▸ MATERIAL FOR THE TASK:

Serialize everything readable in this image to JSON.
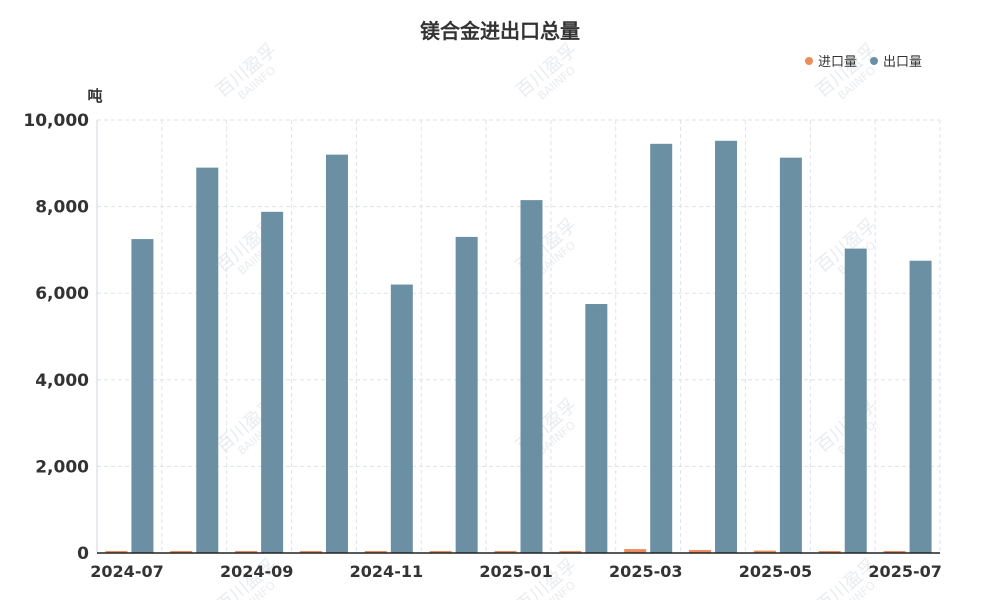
{
  "chart_data": {
    "type": "bar",
    "title": "镁合金进出口总量",
    "ylabel": "吨",
    "ylim": [
      0,
      10000
    ],
    "yticks": [
      "0",
      "2,000",
      "4,000",
      "6,000",
      "8,000",
      "10,000"
    ],
    "ytick_values": [
      0,
      2000,
      4000,
      6000,
      8000,
      10000
    ],
    "categories": [
      "2024-07",
      "2024-08",
      "2024-09",
      "2024-10",
      "2024-11",
      "2024-12",
      "2025-01",
      "2025-02",
      "2025-03",
      "2025-04",
      "2025-05",
      "2025-06",
      "2025-07"
    ],
    "xtick_labels": [
      "2024-07",
      "2024-09",
      "2024-11",
      "2025-01",
      "2025-03",
      "2025-05",
      "2025-07"
    ],
    "legend_position": "top-right",
    "series": [
      {
        "name": "进口量",
        "color": "#ec8c5c",
        "values": [
          30,
          40,
          25,
          45,
          35,
          30,
          35,
          40,
          90,
          70,
          55,
          20,
          15
        ]
      },
      {
        "name": "出口量",
        "color": "#6b90a3",
        "values": [
          7250,
          8900,
          7880,
          9200,
          6200,
          7300,
          8150,
          5750,
          9450,
          9520,
          9130,
          7030,
          6750
        ]
      }
    ],
    "watermark": {
      "cn": "百川盈孚",
      "en": "BAIINFO"
    }
  }
}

▸ DIRECTIONS:
Reproduce every entry word for word, but omit the pictures.

▸ REPLY TO THE EXERCISE:
Serialize everything readable in this image to JSON.
{
  "chart_data": {
    "type": "bar",
    "title": "镁合金进出口总量",
    "ylabel": "吨",
    "ylim": [
      0,
      10000
    ],
    "yticks": [
      "0",
      "2,000",
      "4,000",
      "6,000",
      "8,000",
      "10,000"
    ],
    "ytick_values": [
      0,
      2000,
      4000,
      6000,
      8000,
      10000
    ],
    "categories": [
      "2024-07",
      "2024-08",
      "2024-09",
      "2024-10",
      "2024-11",
      "2024-12",
      "2025-01",
      "2025-02",
      "2025-03",
      "2025-04",
      "2025-05",
      "2025-06",
      "2025-07"
    ],
    "xtick_labels": [
      "2024-07",
      "2024-09",
      "2024-11",
      "2025-01",
      "2025-03",
      "2025-05",
      "2025-07"
    ],
    "legend_position": "top-right",
    "series": [
      {
        "name": "进口量",
        "color": "#ec8c5c",
        "values": [
          30,
          40,
          25,
          45,
          35,
          30,
          35,
          40,
          90,
          70,
          55,
          20,
          15
        ]
      },
      {
        "name": "出口量",
        "color": "#6b90a3",
        "values": [
          7250,
          8900,
          7880,
          9200,
          6200,
          7300,
          8150,
          5750,
          9450,
          9520,
          9130,
          7030,
          6750
        ]
      }
    ],
    "watermark": {
      "cn": "百川盈孚",
      "en": "BAIINFO"
    }
  }
}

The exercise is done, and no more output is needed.